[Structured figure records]

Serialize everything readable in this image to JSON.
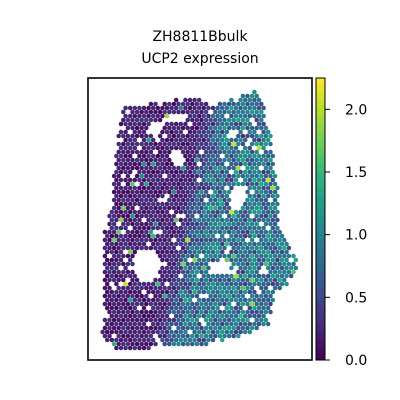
{
  "chart_data": {
    "type": "scatter",
    "subtype": "spatial-hexbin-expression",
    "title": "ZH8811Bbulk",
    "subtitle": "UCP2 expression",
    "xlabel": "",
    "ylabel": "",
    "axis_ticks_visible": false,
    "grid": false,
    "colormap": "viridis",
    "colorbar": {
      "min": 0.0,
      "max": 2.25,
      "ticks": [
        0.0,
        0.5,
        1.0,
        1.5,
        2.0
      ],
      "tick_labels": [
        "0.0",
        "0.5",
        "1.0",
        "1.5",
        "2.0"
      ],
      "placement": "right"
    },
    "expression_summary": {
      "background_level": 0.2,
      "right_region_level": 0.75,
      "max_observed": 2.1
    },
    "holes": [
      "upper-center",
      "left-middle",
      "right-middle",
      "lower-center"
    ]
  }
}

(Exercise brief):
Retype each entry precisely. Skip images entirely.

(Solution to the problem):
Serialize everything readable in this image to JSON.
{
  "chart_data": {
    "type": "scatter",
    "subtype": "spatial-hexbin-expression",
    "title": "ZH8811Bbulk",
    "subtitle": "UCP2 expression",
    "xlabel": "",
    "ylabel": "",
    "axis_ticks_visible": false,
    "grid": false,
    "colormap": "viridis",
    "colorbar": {
      "min": 0.0,
      "max": 2.25,
      "ticks": [
        0.0,
        0.5,
        1.0,
        1.5,
        2.0
      ],
      "tick_labels": [
        "0.0",
        "0.5",
        "1.0",
        "1.5",
        "2.0"
      ],
      "placement": "right"
    },
    "expression_summary": {
      "background_level": 0.2,
      "right_region_level": 0.75,
      "max_observed": 2.1
    },
    "holes": [
      "upper-center",
      "left-middle",
      "right-middle",
      "lower-center"
    ]
  }
}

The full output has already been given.